DIRECTIONS FOR THIS TASK: Repeat the material exactly, leaving nothing out.

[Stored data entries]
= = =
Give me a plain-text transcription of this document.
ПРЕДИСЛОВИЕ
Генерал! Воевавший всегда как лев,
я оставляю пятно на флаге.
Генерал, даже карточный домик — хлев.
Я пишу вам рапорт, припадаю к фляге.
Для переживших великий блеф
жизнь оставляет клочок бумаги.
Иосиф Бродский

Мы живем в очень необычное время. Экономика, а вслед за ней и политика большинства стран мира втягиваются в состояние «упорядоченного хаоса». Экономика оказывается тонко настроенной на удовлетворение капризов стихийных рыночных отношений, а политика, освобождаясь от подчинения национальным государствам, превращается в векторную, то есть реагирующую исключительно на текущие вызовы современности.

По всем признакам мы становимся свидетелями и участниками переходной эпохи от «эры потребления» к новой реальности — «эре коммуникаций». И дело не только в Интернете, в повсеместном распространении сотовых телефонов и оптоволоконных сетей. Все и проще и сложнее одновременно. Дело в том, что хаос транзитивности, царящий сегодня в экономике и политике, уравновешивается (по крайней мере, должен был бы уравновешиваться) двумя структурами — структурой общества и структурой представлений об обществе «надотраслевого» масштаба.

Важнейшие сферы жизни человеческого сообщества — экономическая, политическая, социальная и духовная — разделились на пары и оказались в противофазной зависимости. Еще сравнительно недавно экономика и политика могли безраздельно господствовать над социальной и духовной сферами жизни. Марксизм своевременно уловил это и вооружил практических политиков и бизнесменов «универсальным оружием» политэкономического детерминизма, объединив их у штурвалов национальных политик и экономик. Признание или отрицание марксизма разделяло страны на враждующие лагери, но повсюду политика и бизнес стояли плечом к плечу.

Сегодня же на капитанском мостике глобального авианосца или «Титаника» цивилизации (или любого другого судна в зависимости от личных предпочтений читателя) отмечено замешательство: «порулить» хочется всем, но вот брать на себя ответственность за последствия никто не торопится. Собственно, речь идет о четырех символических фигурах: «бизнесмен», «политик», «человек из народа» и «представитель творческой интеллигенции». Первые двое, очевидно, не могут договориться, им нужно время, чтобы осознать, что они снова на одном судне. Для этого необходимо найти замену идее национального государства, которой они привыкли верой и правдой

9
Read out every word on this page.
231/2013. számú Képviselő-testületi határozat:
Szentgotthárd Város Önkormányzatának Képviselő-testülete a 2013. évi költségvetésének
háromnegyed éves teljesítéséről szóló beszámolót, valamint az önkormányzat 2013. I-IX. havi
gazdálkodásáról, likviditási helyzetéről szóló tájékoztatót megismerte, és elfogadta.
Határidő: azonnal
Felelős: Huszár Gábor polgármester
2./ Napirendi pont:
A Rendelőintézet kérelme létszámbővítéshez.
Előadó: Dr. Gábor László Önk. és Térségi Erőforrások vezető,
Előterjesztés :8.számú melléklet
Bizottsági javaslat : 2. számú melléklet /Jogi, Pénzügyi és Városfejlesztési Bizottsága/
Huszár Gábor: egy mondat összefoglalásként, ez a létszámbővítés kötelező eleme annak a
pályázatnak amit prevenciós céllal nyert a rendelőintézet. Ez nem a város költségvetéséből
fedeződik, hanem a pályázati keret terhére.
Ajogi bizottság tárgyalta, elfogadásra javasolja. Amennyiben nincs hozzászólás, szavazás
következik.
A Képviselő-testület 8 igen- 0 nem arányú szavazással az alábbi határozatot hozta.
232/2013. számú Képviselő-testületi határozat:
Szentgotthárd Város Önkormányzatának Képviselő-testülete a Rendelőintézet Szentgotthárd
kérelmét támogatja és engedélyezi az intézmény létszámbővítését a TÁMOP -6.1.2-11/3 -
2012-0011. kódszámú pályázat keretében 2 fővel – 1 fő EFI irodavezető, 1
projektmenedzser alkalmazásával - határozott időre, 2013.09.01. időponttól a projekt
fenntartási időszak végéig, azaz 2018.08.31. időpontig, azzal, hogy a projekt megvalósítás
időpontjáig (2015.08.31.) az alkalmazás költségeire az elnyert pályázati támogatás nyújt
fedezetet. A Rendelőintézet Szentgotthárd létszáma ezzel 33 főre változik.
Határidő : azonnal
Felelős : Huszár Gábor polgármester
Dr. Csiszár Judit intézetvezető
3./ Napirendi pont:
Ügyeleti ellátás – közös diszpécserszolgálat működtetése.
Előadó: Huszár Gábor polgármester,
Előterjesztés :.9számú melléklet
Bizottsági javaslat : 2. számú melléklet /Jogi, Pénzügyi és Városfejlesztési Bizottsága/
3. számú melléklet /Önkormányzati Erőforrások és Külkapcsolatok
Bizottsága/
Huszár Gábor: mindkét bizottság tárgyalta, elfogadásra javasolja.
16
= = =
SOLUTION BELOW:
Give me a plain-text transcription of this document.
ПРЕДИСЛОВИЕ
Генерал! Воевавший всегда как лев,
я оставляю пятно на флаге.
Генерал, даже карточный домик — хлев.
Я пишу вам рапорт, припадаю к фляге.
Для переживших великий блеф
жизнь оставляет клочок бумаги.
Иосиф Бродский

Мы живем в очень необычное время. Экономика, а вслед за ней и политика большинства стран мира втягиваются в состояние «упорядоченного хаоса». Экономика оказывается тонко настроенной на удовлетворение капризов стихийных рыночных отношений, а политика, освобождаясь от подчинения национальным государствам, превращается в векторную, то есть реагирующую исключительно на текущие вызовы современности.

По всем признакам мы становимся свидетелями и участниками переходной эпохи от «эры потребления» к новой реальности — «эре коммуникаций». И дело не только в Интернете, в повсеместном распространении сотовых телефонов и оптоволоконных сетей. Все и проще и сложнее одновременно. Дело в том, что хаос транзитивности, царящий сегодня в экономике и политике, уравновешивается (по крайней мере, должен был бы уравновешиваться) двумя структурами — структурой общества и структурой представлений об обществе «надотраслевого» масштаба.

Важнейшие сферы жизни человеческого сообщества — экономическая, политическая, социальная и духовная — разделились на пары и оказались в противофазной зависимости. Еще сравнительно недавно экономика и политика могли безраздельно господствовать над социальной и духовной сферами жизни. Марксизм своевременно уловил это и вооружил практических политиков и бизнесменов «универсальным оружием» политэкономического детерминизма, объединив их у штурвалов национальных политик и экономик. Признание или отрицание марксизма разделяло страны на враждующие лагери, но повсюду политика и бизнес стояли плечом к плечу.

Сегодня же на капитанском мостике глобального авианосца или «Титаника» цивилизации (или любого другого судна в зависимости от личных предпочтений читателя) отмечено замешательство: «порулить» хочется всем, но вот брать на себя ответственность за последствия никто не торопится. Собственно, речь идет о четырех символических фигурах: «бизнесмен», «политик», «человек из народа» и «представитель творческой интеллигенции». Первые двое, очевидно, не могут договориться, им нужно время, чтобы осознать, что они снова на одном судне. Для этого необходимо найти замену идее национального государства, которой они привыкли верой и правдой

9
Read out every word on this page.
231/2013. számú Képviselő-testületi határozat:
Szentgotthárd Város Önkormányzatának Képviselő-testülete a 2013. évi költségvetésének
háromnegyed éves teljesítéséről szóló beszámolót, valamint az önkormányzat 2013. I-IX. havi
gazdálkodásáról, likviditási helyzetéről szóló tájékoztatót megismerte, és elfogadta.
Határidő: azonnal
Felelős: Huszár Gábor polgármester
2./ Napirendi pont:
A Rendelőintézet kérelme létszámbővítéshez.
Előadó: Dr. Gábor László Önk. és Térségi Erőforrások vezető,
Előterjesztés :8.számú melléklet
Bizottsági javaslat : 2. számú melléklet /Jogi, Pénzügyi és Városfejlesztési Bizottsága/
Huszár Gábor: egy mondat összefoglalásként, ez a létszámbővítés kötelező eleme annak a
pályázatnak amit prevenciós céllal nyert a rendelőintézet. Ez nem a város költségvetéséből
fedeződik, hanem a pályázati keret terhére.
Ajogi bizottság tárgyalta, elfogadásra javasolja. Amennyiben nincs hozzászólás, szavazás
következik.
A Képviselő-testület 8 igen- 0 nem arányú szavazással az alábbi határozatot hozta.
232/2013. számú Képviselő-testületi határozat:
Szentgotthárd Város Önkormányzatának Képviselő-testülete a Rendelőintézet Szentgotthárd
kérelmét támogatja és engedélyezi az intézmény létszámbővítését a TÁMOP -6.1.2-11/3 -
2012-0011. kódszámú pályázat keretében 2 fővel – 1 fő EFI irodavezető, 1
projektmenedzser alkalmazásával - határozott időre, 2013.09.01. időponttól a projekt
fenntartási időszak végéig, azaz 2018.08.31. időpontig, azzal, hogy a projekt megvalósítás
időpontjáig (2015.08.31.) az alkalmazás költségeire az elnyert pályázati támogatás nyújt
fedezetet. A Rendelőintézet Szentgotthárd létszáma ezzel 33 főre változik.
Határidő : azonnal
Felelős : Huszár Gábor polgármester
Dr. Csiszár Judit intézetvezető
3./ Napirendi pont:
Ügyeleti ellátás – közös diszpécserszolgálat működtetése.
Előadó: Huszár Gábor polgármester,
Előterjesztés :.9számú melléklet
Bizottsági javaslat : 2. számú melléklet /Jogi, Pénzügyi és Városfejlesztési Bizottsága/
3. számú melléklet /Önkormányzati Erőforrások és Külkapcsolatok
Bizottsága/
Huszár Gábor: mindkét bizottság tárgyalta, elfogadásra javasolja.
16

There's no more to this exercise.